→ Apply what you read:
**a)** In the LED strip troubleshooting text, how many bytes per pixel do NeoPixels need?
**b)** From the LED strip troubleshooting text, extract the passage from "You should also" up to and including "all at once.".

→ Text under study:
= = = = =

Please read and understand the manual
You say it works on an Arduino, a big difference between the Uno and ESP8266 is the voltage (and voltage regulators).
Another difference is the chip/architecture itself.
So that leads to having to debug these two factors.
Debug the power/circuit/voltage
Please check if the 3V pin of your particular dev board can supply the current for the 3 LED's.
Alternatively you can try by using another 5V power supply, or the 5V from your USB or (Arduino, since that did work) to try and power the LED's.
Another problem may be that the voltage will slowly go down over the length of the strip. Your strip is small, though you also power it from 3V, increasing the effect. You can try to power it on multiple points, or from the middle.
Try using a logic level shifter to increase the logic output pin from 3V to 5V, it may not be sufficient to transmit the data. This usually isn't a problem, but you should exclude this possibility.
The guide also shows some peculiar things regarding the wiring. They say you should use a capacitor between the + and - lines. I don't see how that can fail, but you may as well try.
Also doublecheck the wiring, maybe some connector is a little loose. I've also had problems with LED strips that have been bent, the copper may come loose from the strip, or the strip may get teared a little.
You should also check with another piece of LED strip, just to be sure.
Debug the controller
It works on the Arduino, but not the ESP8266, and we have checked that it's not due to the voltages/power.
The NeoPixels have pretty strict timing, I would actually advise anyone to NOT use them. Since you can't write to the strip "pixel by pixel", you'll have to put the whole strip in memory, and then send it all at once.
Other SPI based LED strips can receive the pixels one by one, like streaming. So you can simply make a loop that sets a color and sends it (while slowly increasing color, to make an virtually infinite rainbow effect). The cool thing is that it even doesn't block interrupts from happening. (Neopixels disable interrupts, need 3 bytes per pixel, and can't do calculations between sending)
If you still want to use NeoPixels, there may be a timing issue. You can check at which clock speed you've set the ESP8266.
Also are you using ESP show with the right "is800KHz" option? espShow(pin, pixels, numBytes, is800KHz);
You may also try another ESP8266 from another manufacturer, to be sure that it's not the board. They may have used a crystal that isn't as accurate as it should be.

= = = = =

→ Source information:
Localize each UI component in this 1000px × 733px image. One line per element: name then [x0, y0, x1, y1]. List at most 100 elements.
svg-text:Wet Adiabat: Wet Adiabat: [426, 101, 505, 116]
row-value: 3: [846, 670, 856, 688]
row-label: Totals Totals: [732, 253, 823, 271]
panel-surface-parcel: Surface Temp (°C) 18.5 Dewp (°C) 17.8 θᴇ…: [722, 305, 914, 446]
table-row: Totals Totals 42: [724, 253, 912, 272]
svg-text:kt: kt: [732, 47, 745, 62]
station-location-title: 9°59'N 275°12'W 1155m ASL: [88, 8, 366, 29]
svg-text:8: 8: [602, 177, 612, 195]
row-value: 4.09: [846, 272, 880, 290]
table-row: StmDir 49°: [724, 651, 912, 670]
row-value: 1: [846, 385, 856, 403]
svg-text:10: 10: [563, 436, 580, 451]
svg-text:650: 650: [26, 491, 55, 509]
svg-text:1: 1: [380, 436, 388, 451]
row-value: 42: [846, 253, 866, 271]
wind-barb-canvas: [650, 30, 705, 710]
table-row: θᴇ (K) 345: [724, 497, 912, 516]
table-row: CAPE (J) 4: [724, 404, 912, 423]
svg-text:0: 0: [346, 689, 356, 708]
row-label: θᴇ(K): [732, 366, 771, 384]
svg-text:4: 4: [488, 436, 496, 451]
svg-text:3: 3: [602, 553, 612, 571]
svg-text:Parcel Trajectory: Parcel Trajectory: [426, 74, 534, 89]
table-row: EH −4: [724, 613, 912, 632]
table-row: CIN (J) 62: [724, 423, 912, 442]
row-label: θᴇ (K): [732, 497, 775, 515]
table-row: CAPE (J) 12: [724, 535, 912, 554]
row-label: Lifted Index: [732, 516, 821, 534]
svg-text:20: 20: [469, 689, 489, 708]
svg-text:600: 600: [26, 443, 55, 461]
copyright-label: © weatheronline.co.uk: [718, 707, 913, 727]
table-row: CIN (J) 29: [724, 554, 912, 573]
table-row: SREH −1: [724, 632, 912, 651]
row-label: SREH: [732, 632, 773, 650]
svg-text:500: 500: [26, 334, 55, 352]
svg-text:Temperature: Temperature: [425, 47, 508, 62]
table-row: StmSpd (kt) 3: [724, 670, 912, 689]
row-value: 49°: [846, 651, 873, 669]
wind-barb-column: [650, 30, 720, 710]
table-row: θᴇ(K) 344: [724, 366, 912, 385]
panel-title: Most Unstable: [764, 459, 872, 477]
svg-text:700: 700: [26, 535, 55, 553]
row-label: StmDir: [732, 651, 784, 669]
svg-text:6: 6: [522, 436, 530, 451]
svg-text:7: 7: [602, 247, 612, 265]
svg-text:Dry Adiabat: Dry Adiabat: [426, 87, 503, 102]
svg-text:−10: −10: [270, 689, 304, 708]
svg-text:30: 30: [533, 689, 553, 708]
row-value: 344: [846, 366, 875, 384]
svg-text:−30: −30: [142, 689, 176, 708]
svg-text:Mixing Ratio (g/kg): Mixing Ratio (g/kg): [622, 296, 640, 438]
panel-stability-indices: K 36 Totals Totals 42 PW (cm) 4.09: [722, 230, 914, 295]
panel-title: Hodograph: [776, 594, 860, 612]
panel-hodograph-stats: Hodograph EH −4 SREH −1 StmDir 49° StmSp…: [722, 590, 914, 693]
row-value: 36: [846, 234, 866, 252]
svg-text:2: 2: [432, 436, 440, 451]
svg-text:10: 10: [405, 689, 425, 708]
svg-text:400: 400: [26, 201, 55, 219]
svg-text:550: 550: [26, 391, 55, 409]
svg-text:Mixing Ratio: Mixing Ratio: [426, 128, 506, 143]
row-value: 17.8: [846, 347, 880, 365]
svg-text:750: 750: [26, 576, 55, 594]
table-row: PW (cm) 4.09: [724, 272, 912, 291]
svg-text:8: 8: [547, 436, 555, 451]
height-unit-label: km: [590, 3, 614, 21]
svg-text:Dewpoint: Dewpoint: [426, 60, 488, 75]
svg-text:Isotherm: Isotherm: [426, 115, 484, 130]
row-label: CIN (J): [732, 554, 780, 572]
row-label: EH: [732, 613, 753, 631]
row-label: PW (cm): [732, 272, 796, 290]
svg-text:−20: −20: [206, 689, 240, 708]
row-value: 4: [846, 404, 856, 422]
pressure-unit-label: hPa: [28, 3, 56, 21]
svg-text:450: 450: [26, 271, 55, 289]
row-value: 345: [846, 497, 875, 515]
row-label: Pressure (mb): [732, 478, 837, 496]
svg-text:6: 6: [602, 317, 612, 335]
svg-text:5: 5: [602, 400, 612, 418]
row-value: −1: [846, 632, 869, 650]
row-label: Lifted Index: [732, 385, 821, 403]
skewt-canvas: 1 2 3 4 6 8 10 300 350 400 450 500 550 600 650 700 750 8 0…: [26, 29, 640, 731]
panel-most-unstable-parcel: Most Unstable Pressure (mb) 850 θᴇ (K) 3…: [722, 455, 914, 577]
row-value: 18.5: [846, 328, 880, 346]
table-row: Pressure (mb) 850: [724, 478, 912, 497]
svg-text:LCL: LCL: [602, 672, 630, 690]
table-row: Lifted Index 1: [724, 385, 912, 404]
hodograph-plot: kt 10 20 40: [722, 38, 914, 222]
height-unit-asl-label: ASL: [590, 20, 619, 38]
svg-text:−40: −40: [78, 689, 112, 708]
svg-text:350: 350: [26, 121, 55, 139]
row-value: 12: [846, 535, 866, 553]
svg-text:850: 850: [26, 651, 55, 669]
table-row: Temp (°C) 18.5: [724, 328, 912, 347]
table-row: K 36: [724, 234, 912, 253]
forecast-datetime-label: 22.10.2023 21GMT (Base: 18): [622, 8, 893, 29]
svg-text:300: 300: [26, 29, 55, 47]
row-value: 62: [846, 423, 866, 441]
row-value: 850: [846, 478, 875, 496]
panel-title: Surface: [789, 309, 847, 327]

= = = = =

→ Activity answers:
**a)** Three bytes per pixel.

**b)**
You should also check with another piece of LED strip, just to be sure.
Debug the controller
It works on the Arduino, but not the ESP8266, and we have checked that it's not due to the voltages/power.
The NeoPixels have pretty strict timing, I would actually advise anyone to NOT use them. Since you can't write to the strip "pixel by pixel", you'll have to put the whole strip in memory, and then send it all at once.